To do
Below are some records; repeat them all exactly, minus the pictures.

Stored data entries
•••

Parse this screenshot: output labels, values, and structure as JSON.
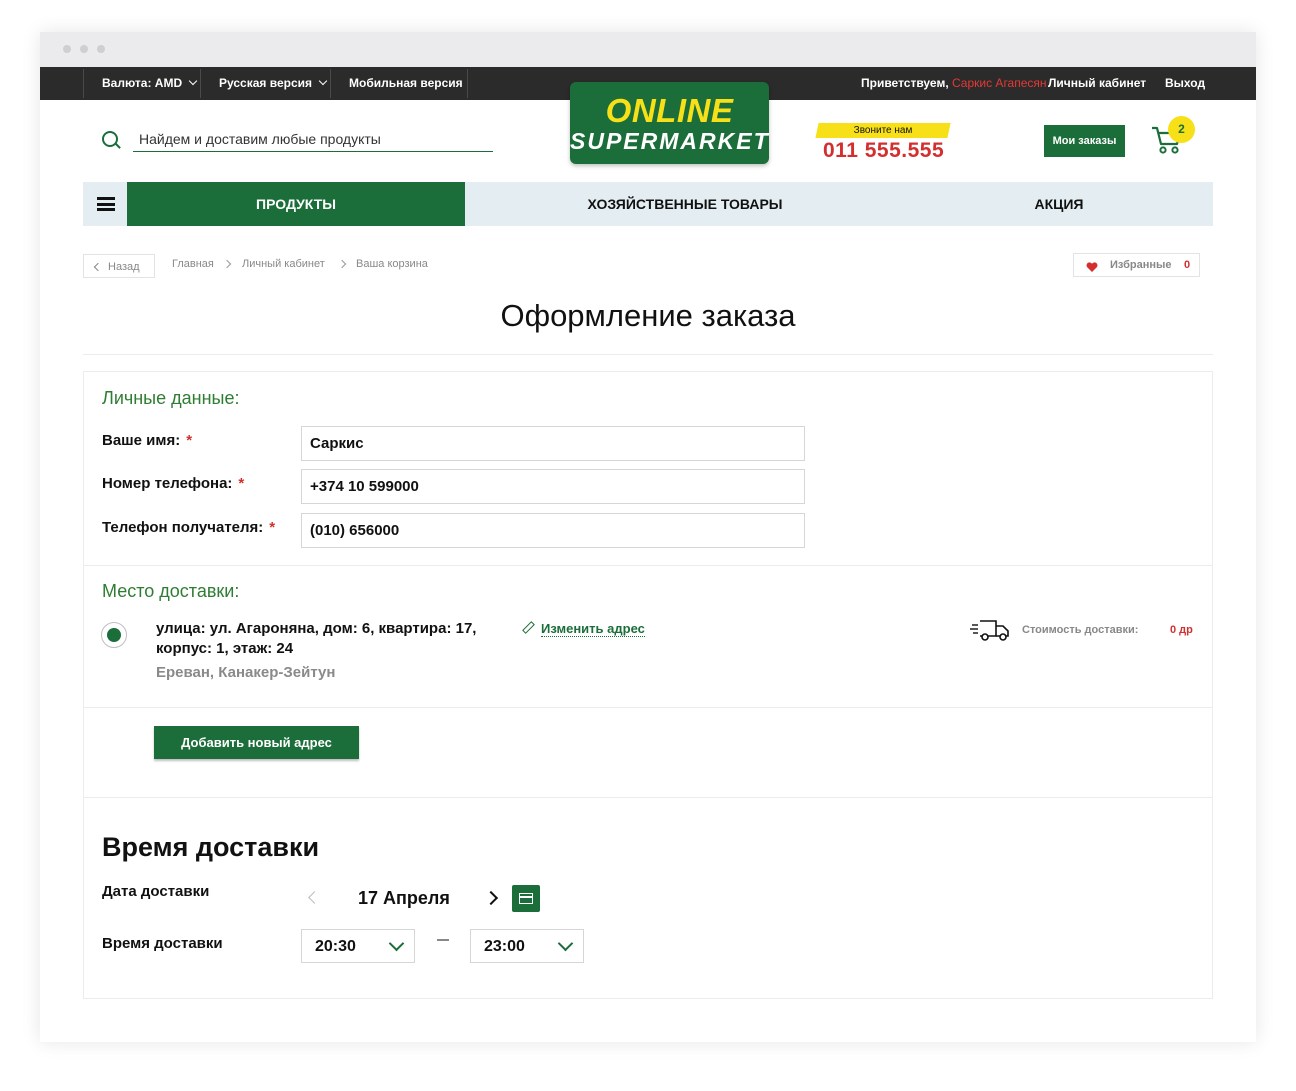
{
  "topbar": {
    "currency": "Валюта: AMD",
    "language": "Русская версия",
    "mobile": "Мобильная версия",
    "greeting": "Приветствуем,",
    "user_name": "Саркис Агапесян",
    "account": "Личный кабинет",
    "logout": "Выход"
  },
  "header": {
    "search_placeholder": "Найдем и доставим любые продукты",
    "logo_line1": "ONLINE",
    "logo_line2": "SUPERMARKET",
    "call_label": "Звоните нам",
    "phone": "011 555.555",
    "orders_label": "Мои заказы",
    "cart_count": "2"
  },
  "nav": {
    "items": [
      {
        "label": "ПРОДУКТЫ"
      },
      {
        "label": "ХОЗЯЙСТВЕННЫЕ ТОВАРЫ"
      },
      {
        "label": "АКЦИЯ"
      }
    ]
  },
  "breadcrumb": {
    "back": "Назад",
    "items": [
      "Главная",
      "Личный кабинет",
      "Ваша корзина"
    ]
  },
  "favorites": {
    "label": "Избранные",
    "count": "0"
  },
  "page_title": "Оформление заказа",
  "personal": {
    "title": "Личные данные:",
    "required_mark": "*",
    "fields": [
      {
        "label": "Ваше имя:",
        "value": "Саркис"
      },
      {
        "label": "Номер телефона:",
        "value": "+374 10 599000"
      },
      {
        "label": "Телефон получателя:",
        "value": "(010) 656000"
      }
    ]
  },
  "delivery_place": {
    "title": "Место доставки:",
    "address_line1": "улица: ул. Агароняна, дом: 6, квартира: 17,",
    "address_line2": "корпус: 1, этаж: 24",
    "city": "Ереван, Канакер-Зейтун",
    "edit_label": "Изменить адрес",
    "cost_label": "Стоимость доставки:",
    "cost_value": "0 др",
    "add_address": "Добавить новый адрес"
  },
  "delivery_time": {
    "title": "Время доставки",
    "date_label": "Дата доставки",
    "date_value": "17 Апреля",
    "time_label": "Время доставки",
    "from": "20:30",
    "to": "23:00"
  },
  "colors": {
    "brand_green": "#1b6e3a",
    "accent_yellow": "#f7e017",
    "accent_red": "#d32f2f",
    "topbar": "#2b2b2b"
  }
}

•••

Full solution
Parse this screenshot: output labels, values, and structure as JSON.
{
  "topbar": {
    "currency": "Валюта: AMD",
    "language": "Русская версия",
    "mobile": "Мобильная версия",
    "greeting": "Приветствуем,",
    "user_name": "Саркис Агапесян",
    "account": "Личный кабинет",
    "logout": "Выход"
  },
  "header": {
    "search_placeholder": "Найдем и доставим любые продукты",
    "logo_line1": "ONLINE",
    "logo_line2": "SUPERMARKET",
    "call_label": "Звоните нам",
    "phone": "011 555.555",
    "orders_label": "Мои заказы",
    "cart_count": "2"
  },
  "nav": {
    "items": [
      {
        "label": "ПРОДУКТЫ"
      },
      {
        "label": "ХОЗЯЙСТВЕННЫЕ ТОВАРЫ"
      },
      {
        "label": "АКЦИЯ"
      }
    ]
  },
  "breadcrumb": {
    "back": "Назад",
    "items": [
      "Главная",
      "Личный кабинет",
      "Ваша корзина"
    ]
  },
  "favorites": {
    "label": "Избранные",
    "count": "0"
  },
  "page_title": "Оформление заказа",
  "personal": {
    "title": "Личные данные:",
    "required_mark": "*",
    "fields": [
      {
        "label": "Ваше имя:",
        "value": "Саркис"
      },
      {
        "label": "Номер телефона:",
        "value": "+374 10 599000"
      },
      {
        "label": "Телефон получателя:",
        "value": "(010) 656000"
      }
    ]
  },
  "delivery_place": {
    "title": "Место доставки:",
    "address_line1": "улица: ул. Агароняна, дом: 6, квартира: 17,",
    "address_line2": "корпус: 1, этаж: 24",
    "city": "Ереван, Канакер-Зейтун",
    "edit_label": "Изменить адрес",
    "cost_label": "Стоимость доставки:",
    "cost_value": "0 др",
    "add_address": "Добавить новый адрес"
  },
  "delivery_time": {
    "title": "Время доставки",
    "date_label": "Дата доставки",
    "date_value": "17 Апреля",
    "time_label": "Время доставки",
    "from": "20:30",
    "to": "23:00"
  },
  "colors": {
    "brand_green": "#1b6e3a",
    "accent_yellow": "#f7e017",
    "accent_red": "#d32f2f",
    "topbar": "#2b2b2b"
  }
}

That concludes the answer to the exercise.